(Part of a data file)
==================================================

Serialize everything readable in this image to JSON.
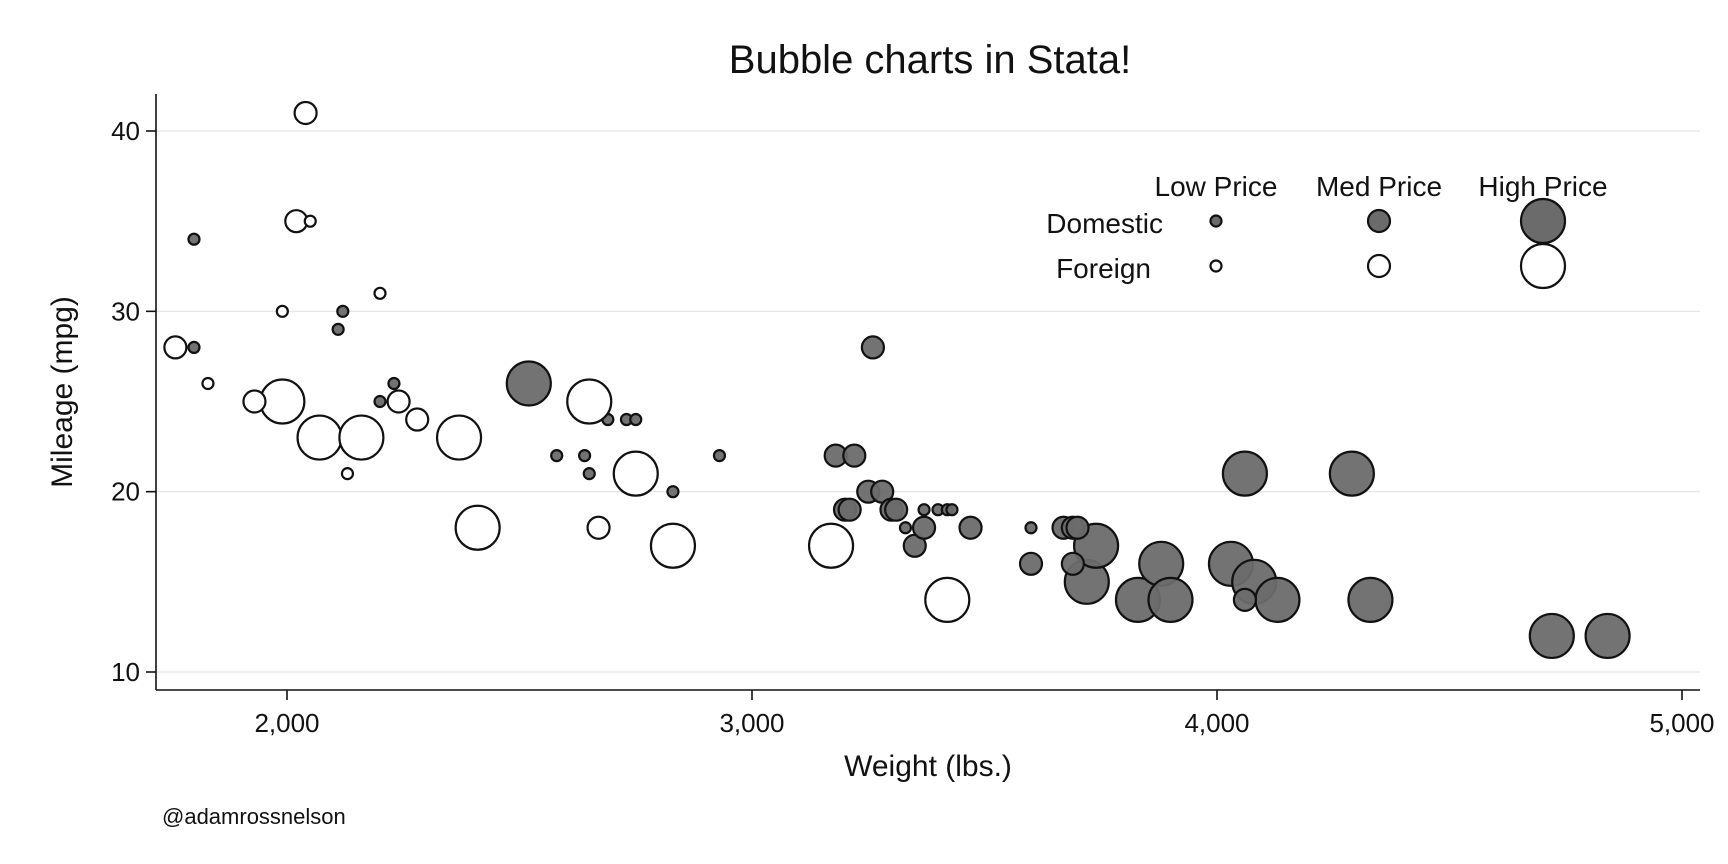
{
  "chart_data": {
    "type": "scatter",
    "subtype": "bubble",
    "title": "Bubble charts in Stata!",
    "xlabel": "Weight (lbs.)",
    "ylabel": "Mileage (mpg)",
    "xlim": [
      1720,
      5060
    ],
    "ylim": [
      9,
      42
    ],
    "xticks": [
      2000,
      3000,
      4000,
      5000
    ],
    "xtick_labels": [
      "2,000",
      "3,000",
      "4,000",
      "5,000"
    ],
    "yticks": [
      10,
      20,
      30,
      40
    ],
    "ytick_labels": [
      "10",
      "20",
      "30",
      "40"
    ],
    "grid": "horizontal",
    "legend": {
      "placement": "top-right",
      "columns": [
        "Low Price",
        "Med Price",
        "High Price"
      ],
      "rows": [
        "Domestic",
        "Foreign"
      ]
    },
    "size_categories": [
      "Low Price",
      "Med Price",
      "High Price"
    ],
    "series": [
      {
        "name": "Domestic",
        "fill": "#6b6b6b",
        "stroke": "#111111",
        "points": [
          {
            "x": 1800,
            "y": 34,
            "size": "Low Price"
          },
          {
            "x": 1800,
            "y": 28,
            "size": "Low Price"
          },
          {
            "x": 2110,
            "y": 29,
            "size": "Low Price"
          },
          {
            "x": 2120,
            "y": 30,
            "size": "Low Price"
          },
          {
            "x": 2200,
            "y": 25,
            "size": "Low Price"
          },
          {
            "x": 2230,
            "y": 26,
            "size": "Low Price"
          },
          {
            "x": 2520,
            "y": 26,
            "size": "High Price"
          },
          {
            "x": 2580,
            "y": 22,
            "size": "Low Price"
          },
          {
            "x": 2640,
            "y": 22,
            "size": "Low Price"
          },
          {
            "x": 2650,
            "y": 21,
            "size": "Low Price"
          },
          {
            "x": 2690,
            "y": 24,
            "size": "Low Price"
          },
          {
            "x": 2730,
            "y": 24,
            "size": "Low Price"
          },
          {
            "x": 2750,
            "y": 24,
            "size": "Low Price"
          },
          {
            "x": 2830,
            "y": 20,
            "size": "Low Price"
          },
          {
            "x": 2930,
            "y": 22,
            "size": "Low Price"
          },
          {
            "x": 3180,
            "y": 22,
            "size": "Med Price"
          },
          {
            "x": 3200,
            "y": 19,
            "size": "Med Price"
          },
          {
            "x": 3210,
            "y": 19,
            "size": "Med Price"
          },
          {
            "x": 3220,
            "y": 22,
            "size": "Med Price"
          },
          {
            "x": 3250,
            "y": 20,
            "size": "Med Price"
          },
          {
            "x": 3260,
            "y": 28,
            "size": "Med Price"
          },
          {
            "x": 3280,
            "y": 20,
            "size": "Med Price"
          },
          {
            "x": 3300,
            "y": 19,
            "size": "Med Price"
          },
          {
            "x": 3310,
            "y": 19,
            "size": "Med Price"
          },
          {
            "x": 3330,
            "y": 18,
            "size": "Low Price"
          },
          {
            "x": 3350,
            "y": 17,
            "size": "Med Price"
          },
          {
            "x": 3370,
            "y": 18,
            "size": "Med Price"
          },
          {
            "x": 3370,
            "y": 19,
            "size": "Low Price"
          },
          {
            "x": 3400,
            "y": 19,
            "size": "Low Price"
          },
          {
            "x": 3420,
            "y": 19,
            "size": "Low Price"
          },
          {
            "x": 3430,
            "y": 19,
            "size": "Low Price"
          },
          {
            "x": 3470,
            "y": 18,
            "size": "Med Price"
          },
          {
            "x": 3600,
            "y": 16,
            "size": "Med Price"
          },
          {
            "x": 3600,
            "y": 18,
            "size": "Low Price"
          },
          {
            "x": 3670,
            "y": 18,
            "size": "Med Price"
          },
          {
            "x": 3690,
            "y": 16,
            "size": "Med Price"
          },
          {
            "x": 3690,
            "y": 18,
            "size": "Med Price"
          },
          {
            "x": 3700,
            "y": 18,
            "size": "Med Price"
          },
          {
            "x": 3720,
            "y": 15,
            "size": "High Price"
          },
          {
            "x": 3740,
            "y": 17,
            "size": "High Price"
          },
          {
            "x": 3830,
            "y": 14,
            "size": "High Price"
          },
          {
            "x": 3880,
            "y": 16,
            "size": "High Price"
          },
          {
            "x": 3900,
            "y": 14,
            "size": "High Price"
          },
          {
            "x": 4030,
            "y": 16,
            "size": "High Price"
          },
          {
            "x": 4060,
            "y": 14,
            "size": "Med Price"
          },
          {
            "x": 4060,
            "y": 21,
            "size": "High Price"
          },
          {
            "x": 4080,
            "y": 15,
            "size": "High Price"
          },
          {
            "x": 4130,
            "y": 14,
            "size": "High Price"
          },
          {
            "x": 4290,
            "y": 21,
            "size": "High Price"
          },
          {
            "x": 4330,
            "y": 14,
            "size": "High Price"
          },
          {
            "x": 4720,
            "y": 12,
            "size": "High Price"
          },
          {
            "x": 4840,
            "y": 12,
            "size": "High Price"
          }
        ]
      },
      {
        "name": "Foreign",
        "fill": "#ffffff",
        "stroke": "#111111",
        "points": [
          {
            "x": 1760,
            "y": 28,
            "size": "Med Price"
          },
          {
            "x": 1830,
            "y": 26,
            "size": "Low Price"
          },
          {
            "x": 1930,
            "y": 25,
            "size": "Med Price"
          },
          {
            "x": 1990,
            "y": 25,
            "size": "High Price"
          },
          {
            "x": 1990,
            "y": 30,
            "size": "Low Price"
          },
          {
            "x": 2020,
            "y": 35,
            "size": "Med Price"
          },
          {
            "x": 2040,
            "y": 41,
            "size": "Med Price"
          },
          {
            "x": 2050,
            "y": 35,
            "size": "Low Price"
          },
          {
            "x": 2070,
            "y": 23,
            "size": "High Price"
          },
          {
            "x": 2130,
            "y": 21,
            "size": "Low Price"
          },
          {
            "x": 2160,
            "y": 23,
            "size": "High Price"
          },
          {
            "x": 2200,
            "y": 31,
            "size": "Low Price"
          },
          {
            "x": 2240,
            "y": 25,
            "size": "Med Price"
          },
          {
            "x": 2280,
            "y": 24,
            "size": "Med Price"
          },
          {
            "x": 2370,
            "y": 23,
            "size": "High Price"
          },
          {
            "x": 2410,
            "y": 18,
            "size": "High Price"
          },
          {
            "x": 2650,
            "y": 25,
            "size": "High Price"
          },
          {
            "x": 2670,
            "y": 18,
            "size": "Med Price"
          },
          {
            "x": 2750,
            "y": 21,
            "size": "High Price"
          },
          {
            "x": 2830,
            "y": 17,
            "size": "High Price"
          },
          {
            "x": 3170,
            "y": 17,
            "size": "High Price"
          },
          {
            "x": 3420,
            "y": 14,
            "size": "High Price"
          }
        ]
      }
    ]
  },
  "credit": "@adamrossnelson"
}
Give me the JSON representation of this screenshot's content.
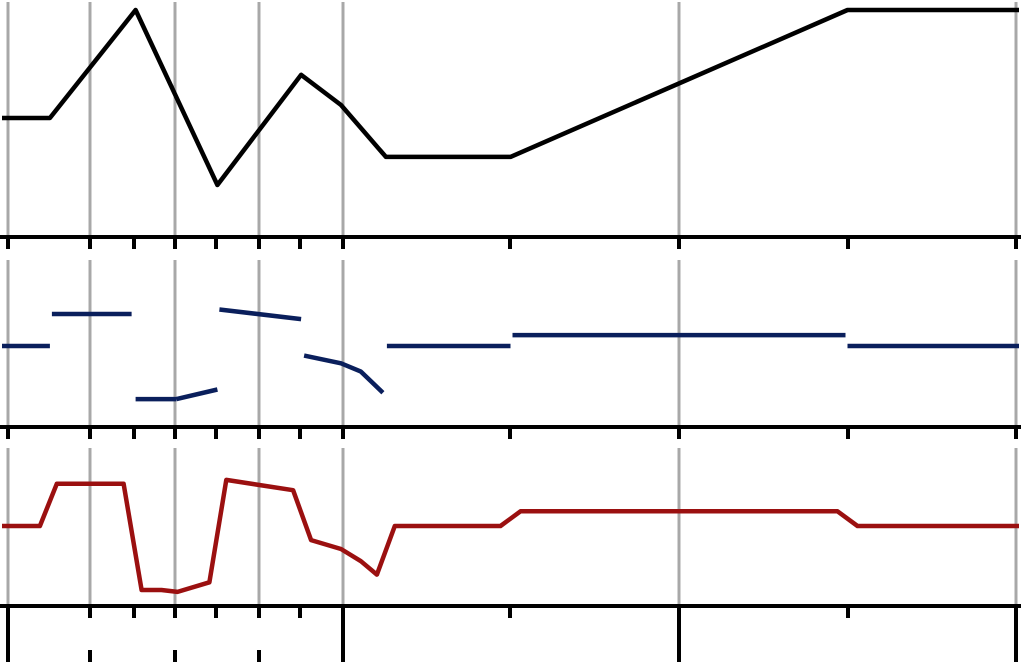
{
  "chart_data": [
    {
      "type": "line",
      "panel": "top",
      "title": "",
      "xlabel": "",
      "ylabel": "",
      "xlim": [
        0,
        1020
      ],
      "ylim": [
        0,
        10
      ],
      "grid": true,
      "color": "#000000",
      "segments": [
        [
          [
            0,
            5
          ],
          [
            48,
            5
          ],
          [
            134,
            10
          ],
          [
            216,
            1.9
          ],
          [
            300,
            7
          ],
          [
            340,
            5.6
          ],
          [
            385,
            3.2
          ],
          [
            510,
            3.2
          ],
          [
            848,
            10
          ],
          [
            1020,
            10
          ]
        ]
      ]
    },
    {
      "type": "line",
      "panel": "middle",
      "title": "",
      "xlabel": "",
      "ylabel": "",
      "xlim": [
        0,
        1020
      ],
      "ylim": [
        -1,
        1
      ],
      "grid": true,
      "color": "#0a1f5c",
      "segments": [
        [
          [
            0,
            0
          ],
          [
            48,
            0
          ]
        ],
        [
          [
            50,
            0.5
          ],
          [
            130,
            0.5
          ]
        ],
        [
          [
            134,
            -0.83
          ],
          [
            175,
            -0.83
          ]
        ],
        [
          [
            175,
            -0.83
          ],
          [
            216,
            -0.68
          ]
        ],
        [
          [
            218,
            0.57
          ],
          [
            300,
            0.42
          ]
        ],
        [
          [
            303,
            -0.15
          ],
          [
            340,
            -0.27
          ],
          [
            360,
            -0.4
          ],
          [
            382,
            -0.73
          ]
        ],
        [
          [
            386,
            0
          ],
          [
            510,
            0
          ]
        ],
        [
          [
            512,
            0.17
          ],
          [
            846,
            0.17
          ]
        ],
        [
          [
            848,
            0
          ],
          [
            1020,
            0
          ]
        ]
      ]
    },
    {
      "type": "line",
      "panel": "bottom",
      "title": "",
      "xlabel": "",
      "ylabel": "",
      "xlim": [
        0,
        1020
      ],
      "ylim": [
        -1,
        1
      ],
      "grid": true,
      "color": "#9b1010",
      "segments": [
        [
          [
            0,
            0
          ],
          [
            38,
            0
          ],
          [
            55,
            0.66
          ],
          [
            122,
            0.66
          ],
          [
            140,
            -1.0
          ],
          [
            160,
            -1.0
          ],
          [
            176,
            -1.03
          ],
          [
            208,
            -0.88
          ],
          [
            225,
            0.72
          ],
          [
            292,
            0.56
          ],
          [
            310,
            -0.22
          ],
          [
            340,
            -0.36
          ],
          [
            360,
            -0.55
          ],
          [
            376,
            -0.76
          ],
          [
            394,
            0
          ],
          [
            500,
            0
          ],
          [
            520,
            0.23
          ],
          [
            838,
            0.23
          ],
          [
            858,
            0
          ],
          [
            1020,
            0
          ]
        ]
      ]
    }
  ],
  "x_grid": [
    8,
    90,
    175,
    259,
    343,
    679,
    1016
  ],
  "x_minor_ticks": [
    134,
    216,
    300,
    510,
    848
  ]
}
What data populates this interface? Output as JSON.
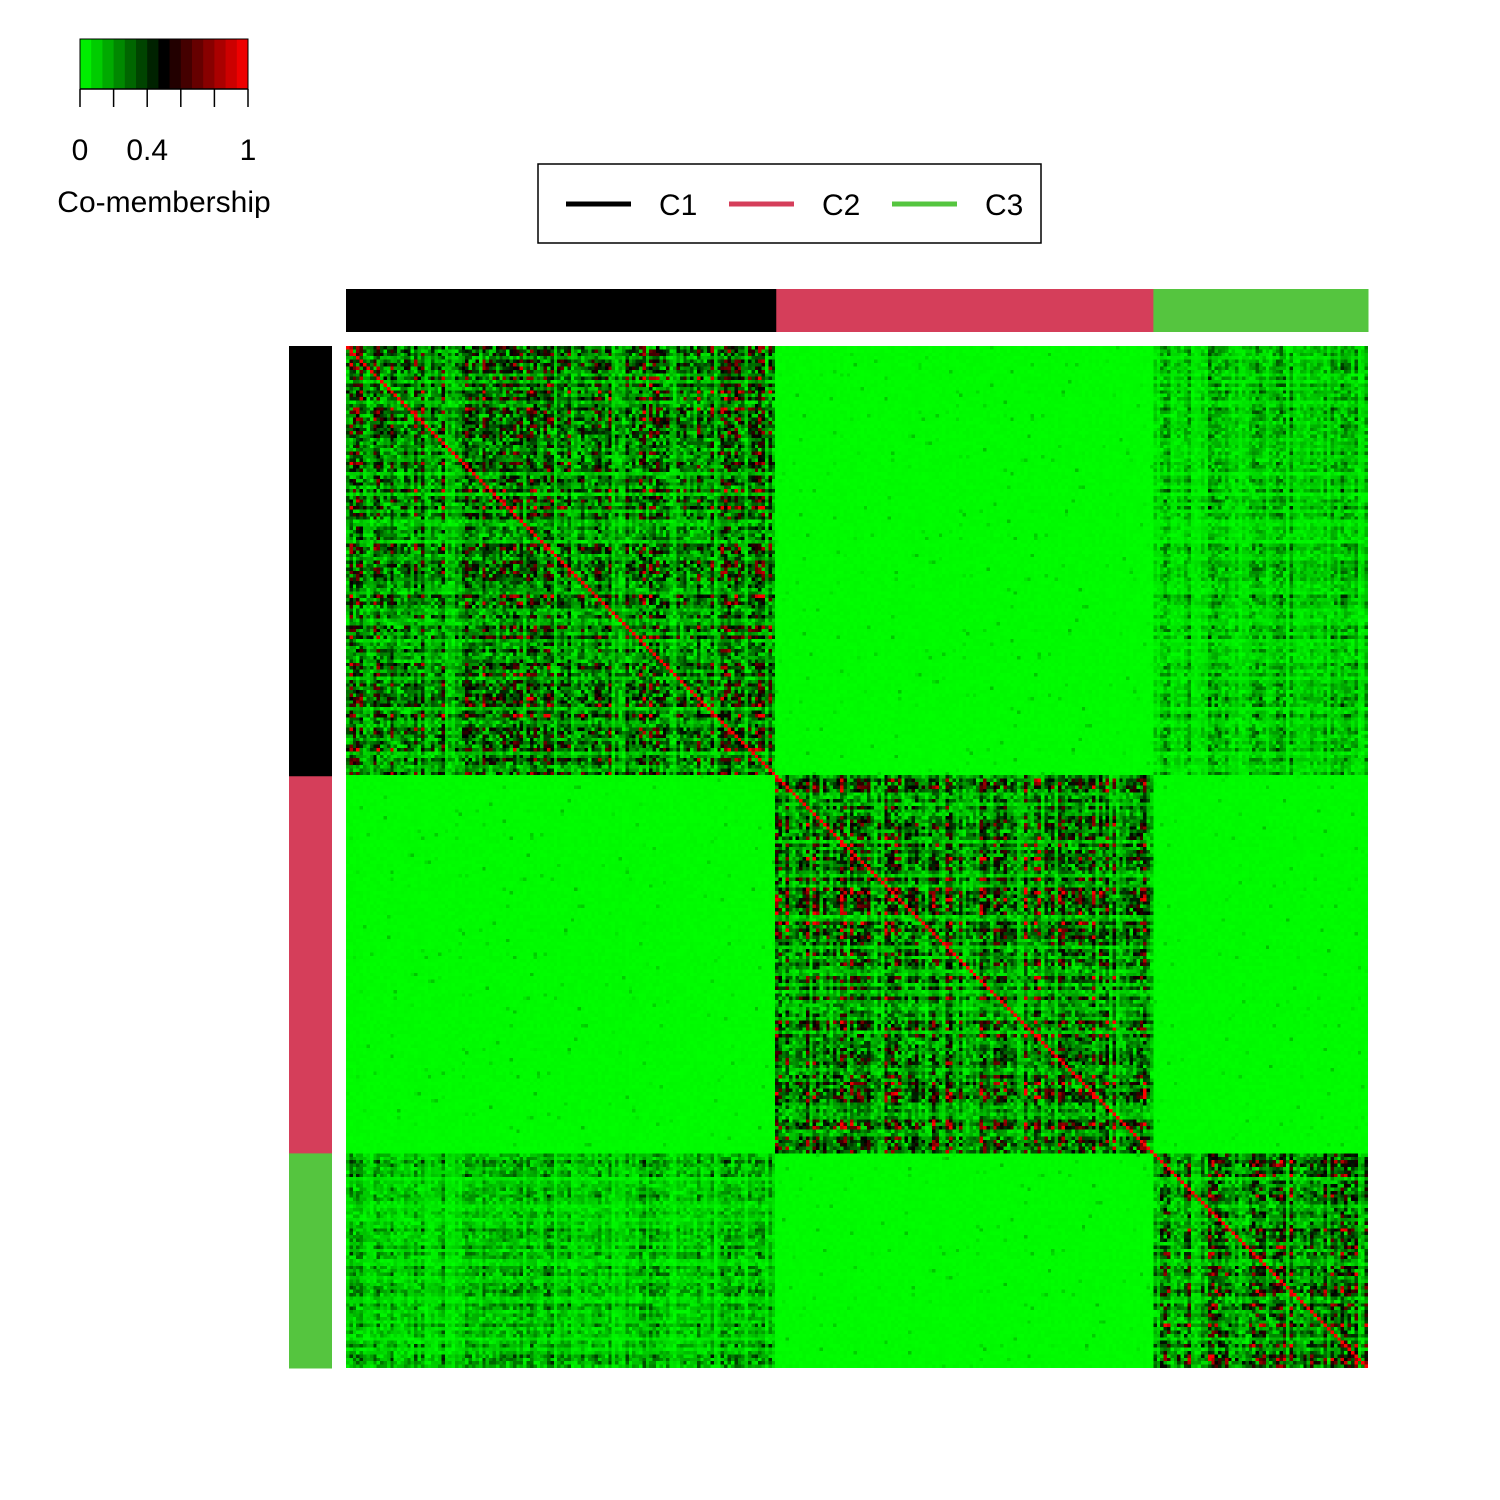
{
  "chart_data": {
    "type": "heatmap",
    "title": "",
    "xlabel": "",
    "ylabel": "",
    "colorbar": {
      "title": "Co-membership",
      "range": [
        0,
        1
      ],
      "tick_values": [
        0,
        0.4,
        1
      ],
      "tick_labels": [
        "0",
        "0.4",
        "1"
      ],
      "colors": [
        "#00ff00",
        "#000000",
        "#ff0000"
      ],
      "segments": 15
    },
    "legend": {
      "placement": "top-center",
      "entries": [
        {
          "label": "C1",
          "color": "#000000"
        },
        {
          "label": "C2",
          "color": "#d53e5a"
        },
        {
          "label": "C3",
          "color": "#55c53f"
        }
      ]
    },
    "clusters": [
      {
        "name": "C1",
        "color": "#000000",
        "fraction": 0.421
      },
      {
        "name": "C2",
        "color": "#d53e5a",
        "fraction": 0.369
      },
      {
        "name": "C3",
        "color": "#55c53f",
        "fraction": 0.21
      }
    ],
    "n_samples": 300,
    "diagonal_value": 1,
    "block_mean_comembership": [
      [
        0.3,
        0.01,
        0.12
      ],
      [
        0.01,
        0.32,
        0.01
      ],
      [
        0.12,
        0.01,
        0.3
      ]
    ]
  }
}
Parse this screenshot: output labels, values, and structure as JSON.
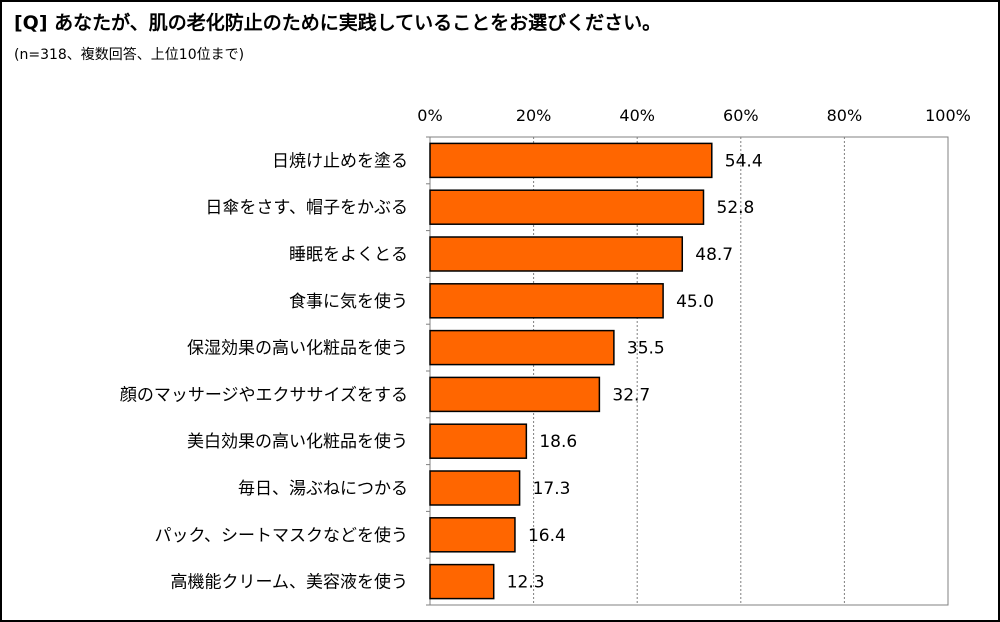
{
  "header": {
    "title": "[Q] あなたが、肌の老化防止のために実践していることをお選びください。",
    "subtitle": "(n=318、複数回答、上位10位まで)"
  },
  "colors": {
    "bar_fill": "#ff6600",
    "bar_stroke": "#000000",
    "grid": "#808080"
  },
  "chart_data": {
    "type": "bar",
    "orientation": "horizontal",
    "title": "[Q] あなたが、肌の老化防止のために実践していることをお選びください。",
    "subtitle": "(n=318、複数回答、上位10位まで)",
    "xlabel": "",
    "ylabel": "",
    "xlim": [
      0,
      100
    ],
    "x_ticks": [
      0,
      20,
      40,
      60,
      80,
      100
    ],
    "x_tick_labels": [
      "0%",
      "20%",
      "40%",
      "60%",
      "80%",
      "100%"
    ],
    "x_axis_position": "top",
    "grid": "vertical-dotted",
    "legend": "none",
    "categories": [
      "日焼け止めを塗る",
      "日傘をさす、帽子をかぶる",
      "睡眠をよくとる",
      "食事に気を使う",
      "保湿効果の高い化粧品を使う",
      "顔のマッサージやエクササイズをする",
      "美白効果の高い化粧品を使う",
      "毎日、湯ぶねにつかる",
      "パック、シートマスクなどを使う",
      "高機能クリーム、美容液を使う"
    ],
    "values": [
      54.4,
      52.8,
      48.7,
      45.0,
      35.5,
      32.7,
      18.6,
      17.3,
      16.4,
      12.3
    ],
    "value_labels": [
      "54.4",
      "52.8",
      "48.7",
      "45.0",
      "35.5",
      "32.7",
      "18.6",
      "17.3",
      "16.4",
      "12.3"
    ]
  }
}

==================================================

Copy, exactly and exclusively, the lines beginning with the one that contains "Parse this screenshot: output" and ending with the last line of the listing; pictures are to be omitted.

COMPLETE OUTPUT –
Parse this screenshot: output labels, values, and structure as JSON.
{
  "header": {
    "title": "[Q] あなたが、肌の老化防止のために実践していることをお選びください。",
    "subtitle": "(n=318、複数回答、上位10位まで)"
  },
  "colors": {
    "bar_fill": "#ff6600",
    "bar_stroke": "#000000",
    "grid": "#808080"
  },
  "chart_data": {
    "type": "bar",
    "orientation": "horizontal",
    "title": "[Q] あなたが、肌の老化防止のために実践していることをお選びください。",
    "subtitle": "(n=318、複数回答、上位10位まで)",
    "xlabel": "",
    "ylabel": "",
    "xlim": [
      0,
      100
    ],
    "x_ticks": [
      0,
      20,
      40,
      60,
      80,
      100
    ],
    "x_tick_labels": [
      "0%",
      "20%",
      "40%",
      "60%",
      "80%",
      "100%"
    ],
    "x_axis_position": "top",
    "grid": "vertical-dotted",
    "legend": "none",
    "categories": [
      "日焼け止めを塗る",
      "日傘をさす、帽子をかぶる",
      "睡眠をよくとる",
      "食事に気を使う",
      "保湿効果の高い化粧品を使う",
      "顔のマッサージやエクササイズをする",
      "美白効果の高い化粧品を使う",
      "毎日、湯ぶねにつかる",
      "パック、シートマスクなどを使う",
      "高機能クリーム、美容液を使う"
    ],
    "values": [
      54.4,
      52.8,
      48.7,
      45.0,
      35.5,
      32.7,
      18.6,
      17.3,
      16.4,
      12.3
    ],
    "value_labels": [
      "54.4",
      "52.8",
      "48.7",
      "45.0",
      "35.5",
      "32.7",
      "18.6",
      "17.3",
      "16.4",
      "12.3"
    ]
  }
}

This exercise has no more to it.